Requirements
Quote every line of the items below word for word, leaving out the pictures.
::::::::::
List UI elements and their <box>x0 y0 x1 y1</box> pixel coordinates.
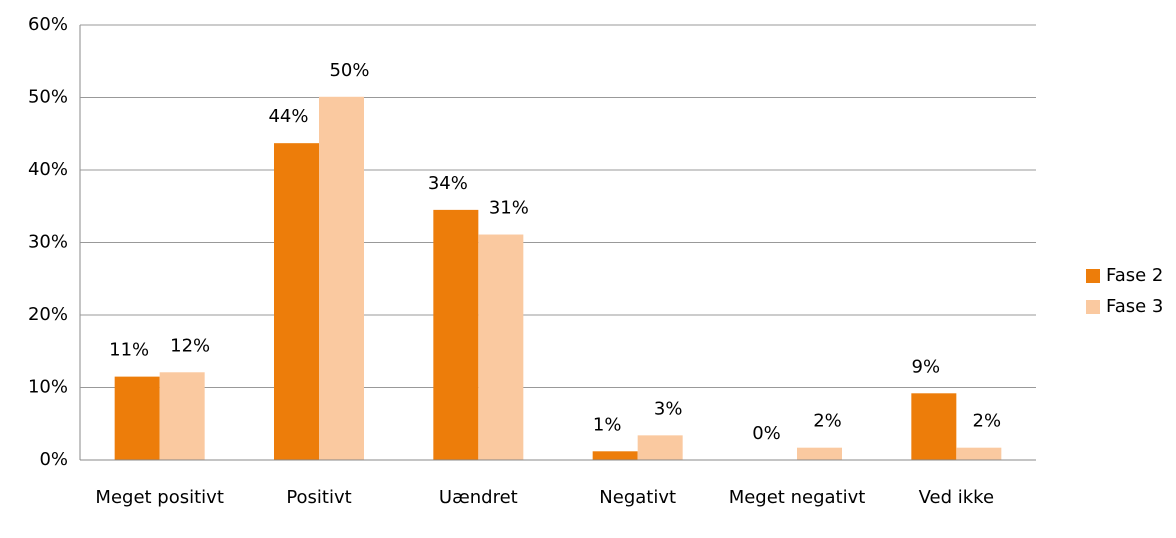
y-tick-label: 50% <box>28 87 68 108</box>
value-label: 34% <box>428 173 468 194</box>
value-label: 11% <box>109 340 149 361</box>
x-tick-label: Meget positivt <box>95 487 223 508</box>
value-label: 9% <box>912 356 941 377</box>
y-tick-label: 20% <box>28 304 68 325</box>
bar <box>319 96 364 461</box>
y-tick-label: 40% <box>28 159 68 180</box>
y-tick-label: 60% <box>28 14 68 35</box>
x-tick-label: Negativt <box>599 487 676 508</box>
bar <box>637 435 683 460</box>
bar <box>797 447 842 460</box>
value-label: 2% <box>813 411 842 432</box>
value-label: 2% <box>973 411 1002 432</box>
value-label: 1% <box>593 414 622 435</box>
bar <box>433 209 479 460</box>
x-tick-label: Meget negativt <box>729 487 866 508</box>
value-label: 3% <box>654 398 683 419</box>
value-label: 31% <box>489 198 529 219</box>
bar <box>478 234 524 460</box>
y-tick-label: 0% <box>39 449 68 470</box>
value-label: 0% <box>752 423 781 444</box>
legend-label: Fase 3 <box>1106 296 1163 317</box>
bar <box>592 451 638 460</box>
legend-swatch <box>1086 269 1100 283</box>
x-tick-label: Positivt <box>286 487 351 508</box>
legend-swatch <box>1086 300 1100 314</box>
bar <box>274 143 319 461</box>
legend-label: Fase 2 <box>1106 265 1163 286</box>
value-label: 44% <box>268 106 308 127</box>
bar <box>114 376 160 460</box>
x-tick-label: Uændret <box>439 487 518 508</box>
bar <box>956 447 1002 460</box>
value-label: 12% <box>170 335 210 356</box>
value-label: 50% <box>329 60 369 81</box>
y-tick-label: 10% <box>28 377 68 398</box>
bar <box>911 393 957 460</box>
y-tick-label: 30% <box>28 232 68 253</box>
x-tick-label: Ved ikke <box>919 487 994 508</box>
bar <box>159 372 205 460</box>
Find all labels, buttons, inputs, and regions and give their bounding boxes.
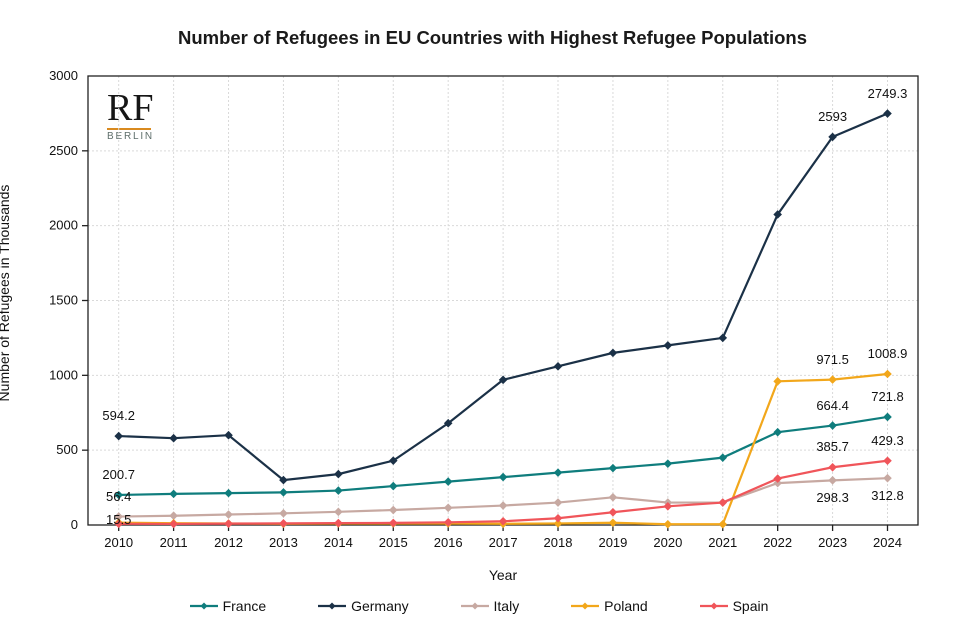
::::::::::
Exercise response
List UI elements and their <box>x0 y0 x1 y1</box> pixel coordinates.
y-tick-label: 50% <box>28 87 68 108</box>
value-label: 34% <box>428 173 468 194</box>
value-label: 11% <box>109 340 149 361</box>
x-tick-label: Meget positivt <box>95 487 223 508</box>
value-label: 9% <box>912 356 941 377</box>
y-tick-label: 20% <box>28 304 68 325</box>
bar <box>319 96 364 461</box>
y-tick-label: 40% <box>28 159 68 180</box>
y-tick-label: 60% <box>28 14 68 35</box>
x-tick-label: Negativt <box>599 487 676 508</box>
bar <box>637 435 683 460</box>
bar <box>797 447 842 460</box>
value-label: 2% <box>813 411 842 432</box>
value-label: 2% <box>973 411 1002 432</box>
value-label: 1% <box>593 414 622 435</box>
bar <box>433 209 479 460</box>
x-tick-label: Meget negativt <box>729 487 866 508</box>
value-label: 3% <box>654 398 683 419</box>
value-label: 31% <box>489 198 529 219</box>
bar <box>478 234 524 460</box>
y-tick-label: 0% <box>39 449 68 470</box>
value-label: 0% <box>752 423 781 444</box>
legend-label: Fase 3 <box>1106 296 1163 317</box>
bar <box>592 451 638 460</box>
legend-swatch <box>1086 269 1100 283</box>
x-tick-label: Positivt <box>286 487 351 508</box>
legend-swatch <box>1086 300 1100 314</box>
bar <box>274 143 319 461</box>
legend-label: Fase 2 <box>1106 265 1163 286</box>
value-label: 44% <box>268 106 308 127</box>
bar <box>114 376 160 460</box>
x-tick-label: Uændret <box>439 487 518 508</box>
bar <box>956 447 1002 460</box>
value-label: 12% <box>170 335 210 356</box>
value-label: 50% <box>329 60 369 81</box>
y-tick-label: 10% <box>28 377 68 398</box>
bar <box>911 393 957 460</box>
y-tick-label: 30% <box>28 232 68 253</box>
x-tick-label: Ved ikke <box>919 487 994 508</box>
bar <box>159 372 205 460</box>
Find all labels, buttons, inputs, and regions and give their bounding boxes.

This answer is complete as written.